▸ What to produce: Of all the lines here, how many include the string "Trading"? Answer with the number only.

▸ Record extracts:

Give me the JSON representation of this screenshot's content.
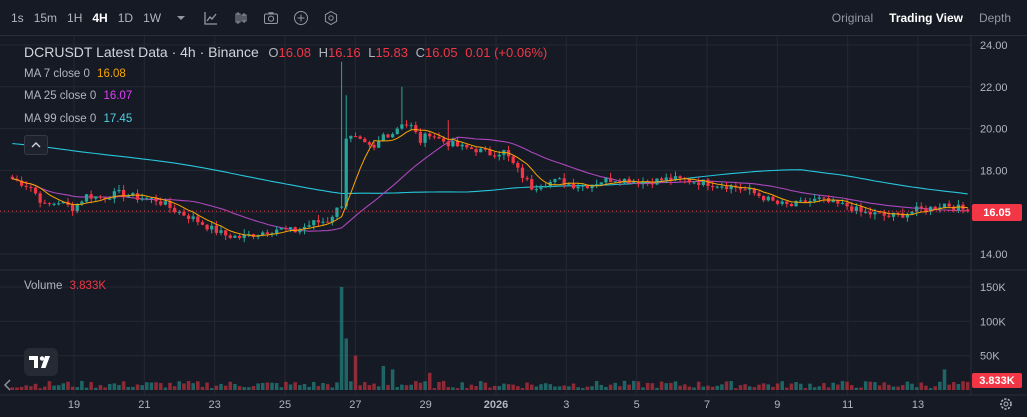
{
  "toolbar": {
    "timeframes": [
      "1s",
      "15m",
      "1H",
      "4H",
      "1D",
      "1W"
    ],
    "active_timeframe": "4H",
    "icons": [
      "chevron-down-icon",
      "indicators-icon",
      "chart-type-icon",
      "camera-icon",
      "plus-icon",
      "settings-icon"
    ],
    "views": [
      "Original",
      "Trading View",
      "Depth"
    ],
    "active_view": "Trading View"
  },
  "legend": {
    "title": "DCRUSDT Latest Data · 4h · Binance",
    "o_label": "O",
    "o_value": "16.08",
    "h_label": "H",
    "h_value": "16.16",
    "l_label": "L",
    "l_value": "15.83",
    "c_label": "C",
    "c_value": "16.05",
    "change": "0.01 (+0.06%)",
    "ma7_label": "MA 7 close 0",
    "ma7_value": "16.08",
    "ma25_label": "MA 25 close 0",
    "ma25_value": "16.07",
    "ma99_label": "MA 99 close 0",
    "ma99_value": "17.45",
    "volume_label": "Volume",
    "volume_value": "3.833K"
  },
  "price_tag": "16.05",
  "volume_tag": "3.833K",
  "colors": {
    "up": "#26a69a",
    "down": "#f23645",
    "ma7": "#f7a600",
    "ma25": "#ab47bc",
    "ma99": "#26c6da",
    "background": "#161a25",
    "grid": "#242833"
  },
  "chart_data": {
    "type": "candlestick",
    "price_axis_ticks": [
      "24.00",
      "22.00",
      "20.00",
      "18.00",
      "16.00",
      "14.00"
    ],
    "volume_axis_ticks": [
      "150K",
      "100K",
      "50K"
    ],
    "time_axis_ticks": [
      "19",
      "21",
      "23",
      "25",
      "27",
      "29",
      "2026",
      "3",
      "5",
      "7",
      "9",
      "11",
      "13"
    ],
    "price_range": [
      13.2,
      24.2
    ],
    "volume_range": [
      0,
      175000
    ],
    "close_path": [
      [
        0,
        17.6
      ],
      [
        4,
        17.2
      ],
      [
        7,
        16.3
      ],
      [
        10,
        16.5
      ],
      [
        13,
        16.2
      ],
      [
        16,
        16.8
      ],
      [
        19,
        16.7
      ],
      [
        23,
        16.9
      ],
      [
        27,
        16.7
      ],
      [
        31,
        16.6
      ],
      [
        35,
        16.1
      ],
      [
        39,
        15.7
      ],
      [
        43,
        15.2
      ],
      [
        46,
        14.9
      ],
      [
        49,
        14.8
      ],
      [
        53,
        15.0
      ],
      [
        57,
        15.2
      ],
      [
        61,
        15.1
      ],
      [
        65,
        15.5
      ],
      [
        68,
        15.6
      ],
      [
        71,
        16.4
      ],
      [
        72,
        19.6
      ],
      [
        74,
        19.5
      ],
      [
        76,
        19.2
      ],
      [
        78,
        19.0
      ],
      [
        80,
        19.7
      ],
      [
        82,
        19.8
      ],
      [
        84,
        20.3
      ],
      [
        86,
        20.1
      ],
      [
        88,
        19.4
      ],
      [
        90,
        19.8
      ],
      [
        92,
        19.5
      ],
      [
        94,
        19.3
      ],
      [
        97,
        19.1
      ],
      [
        100,
        19.0
      ],
      [
        103,
        18.8
      ],
      [
        106,
        18.9
      ],
      [
        109,
        18.0
      ],
      [
        112,
        17.2
      ],
      [
        115,
        17.4
      ],
      [
        118,
        17.5
      ],
      [
        121,
        17.3
      ],
      [
        124,
        17.3
      ],
      [
        127,
        17.5
      ],
      [
        130,
        17.6
      ],
      [
        134,
        17.5
      ],
      [
        138,
        17.5
      ],
      [
        142,
        17.6
      ],
      [
        146,
        17.5
      ],
      [
        150,
        17.4
      ],
      [
        153,
        17.3
      ],
      [
        156,
        17.2
      ],
      [
        159,
        17.0
      ],
      [
        162,
        16.7
      ],
      [
        165,
        16.4
      ],
      [
        168,
        16.3
      ],
      [
        171,
        16.5
      ],
      [
        174,
        16.6
      ],
      [
        177,
        16.4
      ],
      [
        180,
        16.3
      ],
      [
        183,
        16.0
      ],
      [
        186,
        15.9
      ],
      [
        189,
        15.8
      ],
      [
        192,
        15.9
      ],
      [
        195,
        16.1
      ],
      [
        198,
        16.2
      ],
      [
        201,
        16.4
      ],
      [
        204,
        16.2
      ],
      [
        206,
        16.05
      ]
    ],
    "volume_spikes": [
      [
        71,
        150000
      ],
      [
        72,
        75000
      ],
      [
        74,
        50000
      ],
      [
        80,
        35000
      ],
      [
        82,
        30000
      ],
      [
        90,
        25000
      ],
      [
        201,
        30000
      ]
    ],
    "last_price": 16.05,
    "last_volume": "3.833K"
  }
}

▸ Answer to this exercise: 2